# Start of Record list

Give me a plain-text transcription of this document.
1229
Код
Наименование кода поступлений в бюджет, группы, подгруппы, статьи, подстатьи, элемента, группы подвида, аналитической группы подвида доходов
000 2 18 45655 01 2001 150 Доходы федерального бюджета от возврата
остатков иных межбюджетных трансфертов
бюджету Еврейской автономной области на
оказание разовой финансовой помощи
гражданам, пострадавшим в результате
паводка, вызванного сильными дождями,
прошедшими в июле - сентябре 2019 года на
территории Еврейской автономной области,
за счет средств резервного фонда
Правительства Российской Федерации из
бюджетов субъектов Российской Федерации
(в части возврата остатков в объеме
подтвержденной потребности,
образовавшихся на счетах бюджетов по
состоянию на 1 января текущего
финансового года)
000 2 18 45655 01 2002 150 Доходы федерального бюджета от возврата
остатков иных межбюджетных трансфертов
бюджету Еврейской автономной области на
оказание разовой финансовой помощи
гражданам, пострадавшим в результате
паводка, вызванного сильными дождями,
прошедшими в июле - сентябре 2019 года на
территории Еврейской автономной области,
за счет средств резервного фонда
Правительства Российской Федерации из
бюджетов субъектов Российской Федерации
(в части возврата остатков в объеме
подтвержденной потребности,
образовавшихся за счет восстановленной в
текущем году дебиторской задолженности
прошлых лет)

# End of Record list

What to do
Type out the material again exactly as presented.

Completed task
Give me a plain-text transcription of this document.
1229
Код
Наименование кода поступлений в бюджет, группы, подгруппы, статьи, подстатьи, элемента, группы подвида, аналитической группы подвида доходов
000 2 18 45655 01 2001 150 Доходы федерального бюджета от возврата
остатков иных межбюджетных трансфертов
бюджету Еврейской автономной области на
оказание разовой финансовой помощи
гражданам, пострадавшим в результате
паводка, вызванного сильными дождями,
прошедшими в июле - сентябре 2019 года на
территории Еврейской автономной области,
за счет средств резервного фонда
Правительства Российской Федерации из
бюджетов субъектов Российской Федерации
(в части возврата остатков в объеме
подтвержденной потребности,
образовавшихся на счетах бюджетов по
состоянию на 1 января текущего
финансового года)
000 2 18 45655 01 2002 150 Доходы федерального бюджета от возврата
остатков иных межбюджетных трансфертов
бюджету Еврейской автономной области на
оказание разовой финансовой помощи
гражданам, пострадавшим в результате
паводка, вызванного сильными дождями,
прошедшими в июле - сентябре 2019 года на
территории Еврейской автономной области,
за счет средств резервного фонда
Правительства Российской Федерации из
бюджетов субъектов Российской Федерации
(в части возврата остатков в объеме
подтвержденной потребности,
образовавшихся за счет восстановленной в
текущем году дебиторской задолженности
прошлых лет)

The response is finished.